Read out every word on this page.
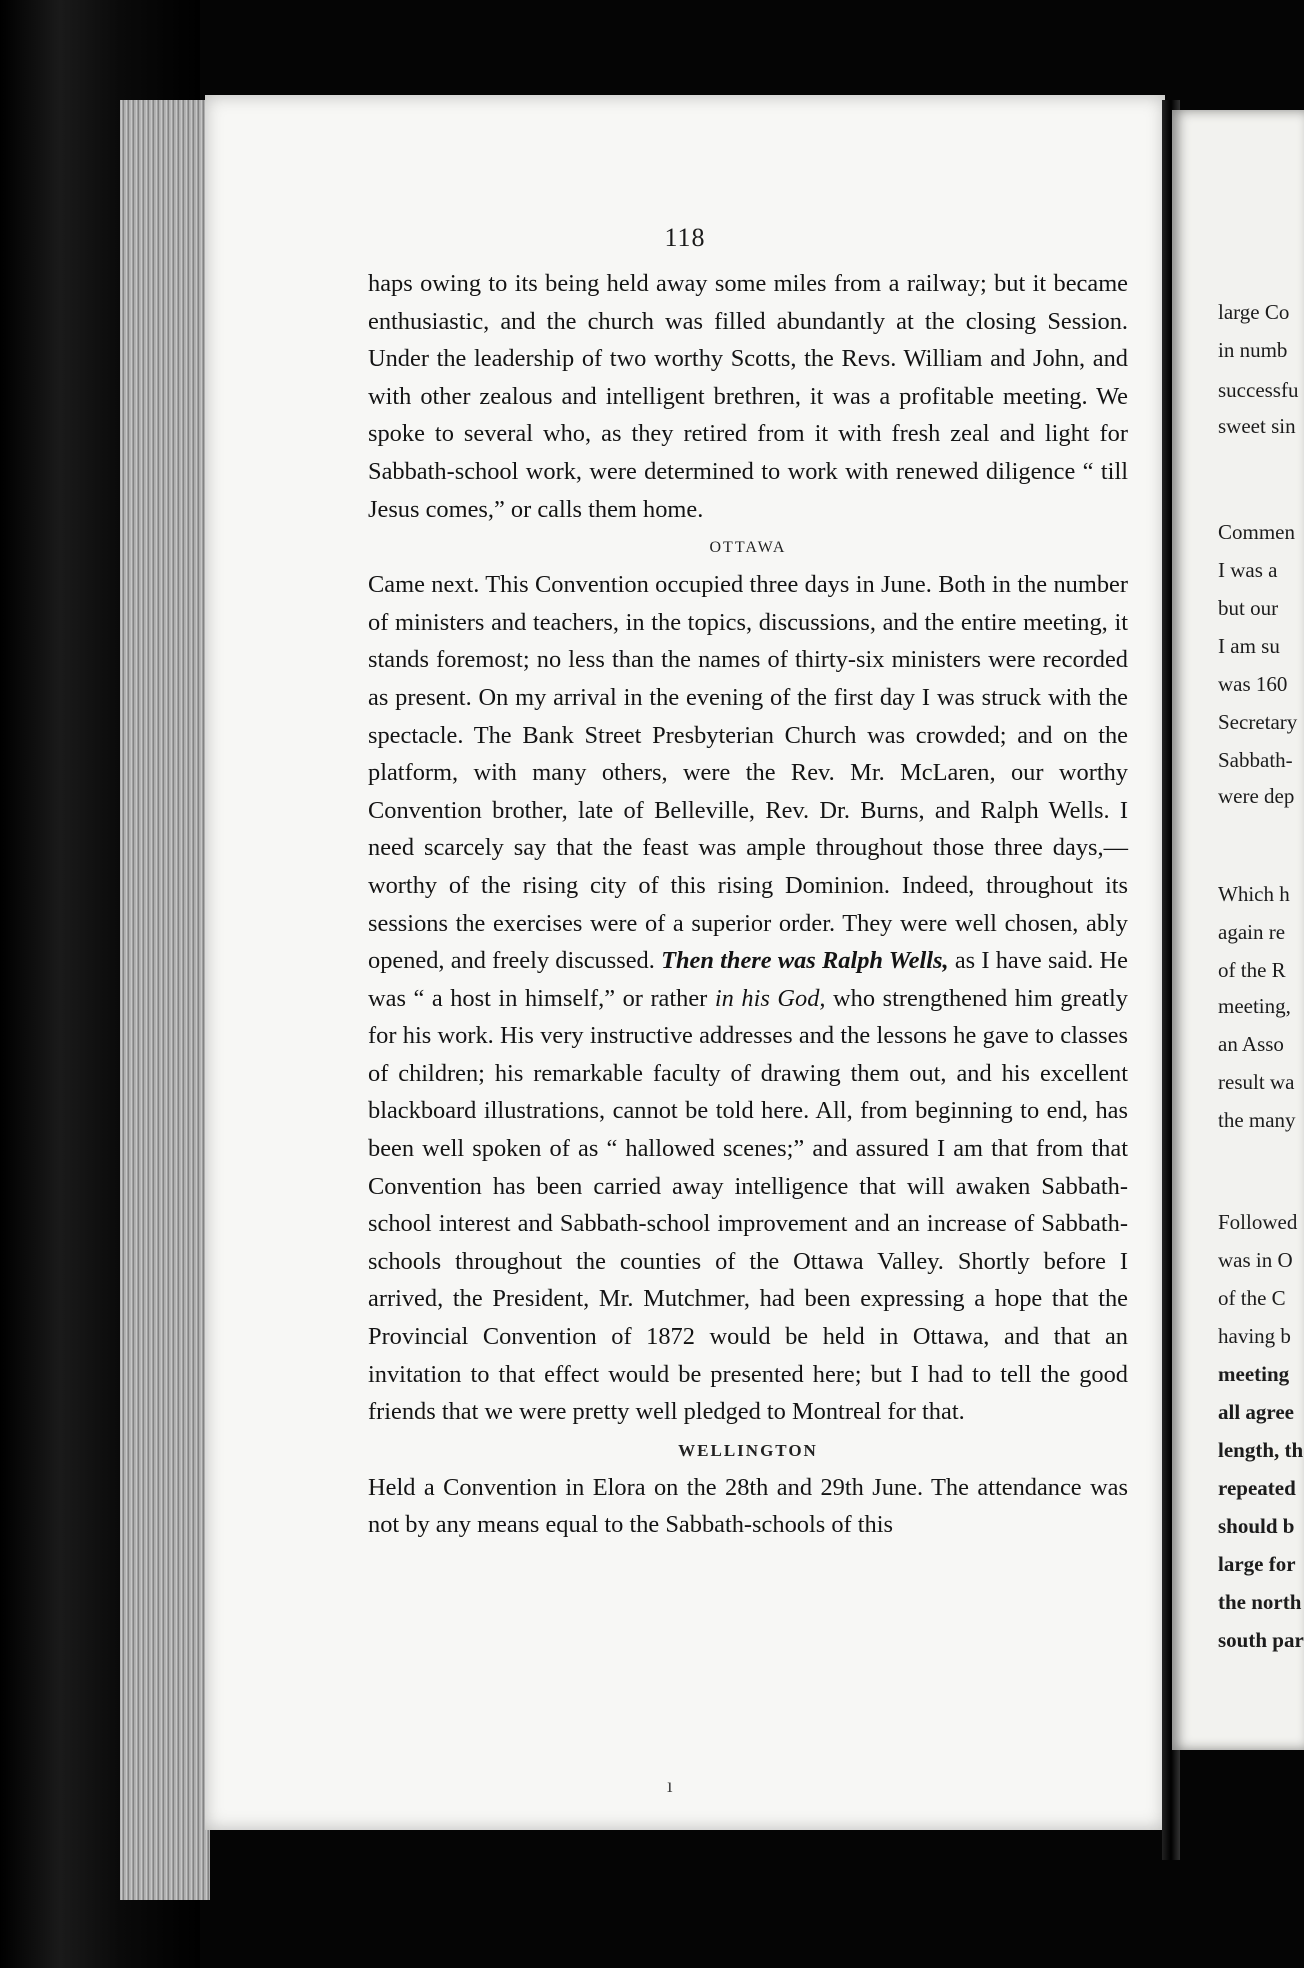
118

haps owing to its being held away some miles from a railway; but it became enthusiastic, and the church was filled abundantly at the closing Session. Under the leadership of two worthy Scotts, the Revs. William and John, and with other zealous and intelligent brethren, it was a profitable meeting. We spoke to several who, as they retired from it with fresh zeal and light for Sabbath-school work, were determined to work with renewed diligence “ till Jesus comes,” or calls them home.

OTTAWA

Came next. This Convention occupied three days in June. Both in the number of ministers and teachers, in the topics, discussions, and the entire meeting, it stands foremost; no less than the names of thirty-six ministers were recorded as present. On my arrival in the evening of the first day I was struck with the spectacle. The Bank Street Presbyterian Church was crowded; and on the platform, with many others, were the Rev. Mr. McLaren, our worthy Convention brother, late of Belleville, Rev. Dr. Burns, and Ralph Wells. I need scarcely say that the feast was ample throughout those three days,—worthy of the rising city of this rising Dominion. Indeed, throughout its sessions the exercises were of a superior order. They were well chosen, ably opened, and freely discussed. Then there was Ralph Wells, as I have said. He was “ a host in himself,” or rather in his God, who strengthened him greatly for his work. His very instructive addresses and the lessons he gave to classes of children; his remarkable faculty of drawing them out, and his excellent blackboard illustrations, cannot be told here. All, from beginning to end, has been well spoken of as “ hallowed scenes;” and assured I am that from that Convention has been carried away intelligence that will awaken Sabbath-school interest and Sabbath-school improvement and an increase of Sabbath-schools throughout the counties of the Ottawa Valley. Shortly before I arrived, the President, Mr. Mutchmer, had been expressing a hope that the Provincial Convention of 1872 would be held in Ottawa, and that an invitation to that effect would be presented here; but I had to tell the good friends that we were pretty well pledged to Montreal for that.

WELLINGTON

Held a Convention in Elora on the 28th and 29th June. The attendance was not by any means equal to the Sabbath-schools of this

ı
large Co
in numb
successfu
sweet sin
Commen
I was a
but our
I am su
was 160
Secretary
Sabbath-
were dep
Which h
again re
of the R
meeting,
an Asso
result wa
the many
Followed
was in O
of the C
having b
meeting
all agree
length, th
repeated
should b
large for
the north
south par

==================================================

WHAT THE TASK ASKS
Filter the records above and return every line that holds the word "many".

COMPLETED TASK
Came next. This Convention occupied three days in June. Both in the number of ministers and teachers, in the topics, discussions, and the entire meeting, it stands foremost; no less than the names of thirty-six ministers were recorded as present. On my arrival in the evening of the first day I was struck with the spectacle. The Bank Street Presbyterian Church was crowded; and on the platform, with many others, were the Rev. Mr. McLaren, our worthy Convention brother, late of Belleville, Rev. Dr. Burns, and Ralph Wells. I need scarcely say that the feast was ample throughout those three days,—worthy of the rising city of this rising Dominion. Indeed, throughout its sessions the exercises were of a superior order. They were well chosen, ably opened, and freely discussed. Then there was Ralph Wells, as I have said. He was “ a host in himself,” or rather in his God, who strengthened him greatly for his work. His very instructive addresses and the lessons he gave to classes of children; his remarkable faculty of drawing them out, and his excellent blackboard illustrations, cannot be told here. All, from beginning to end, has been well spoken of as “ hallowed scenes;” and assured I am that from that Convention has been carried away intelligence that will awaken Sabbath-school interest and Sabbath-school improvement and an increase of Sabbath-schools throughout the counties of the Ottawa Valley. Shortly before I arrived, the President, Mr. Mutchmer, had been expressing a hope that the Provincial Convention of 1872 would be held in Ottawa, and that an invitation to that effect would be presented here; but I had to tell the good friends that we were pretty well pledged to Montreal for that.
the many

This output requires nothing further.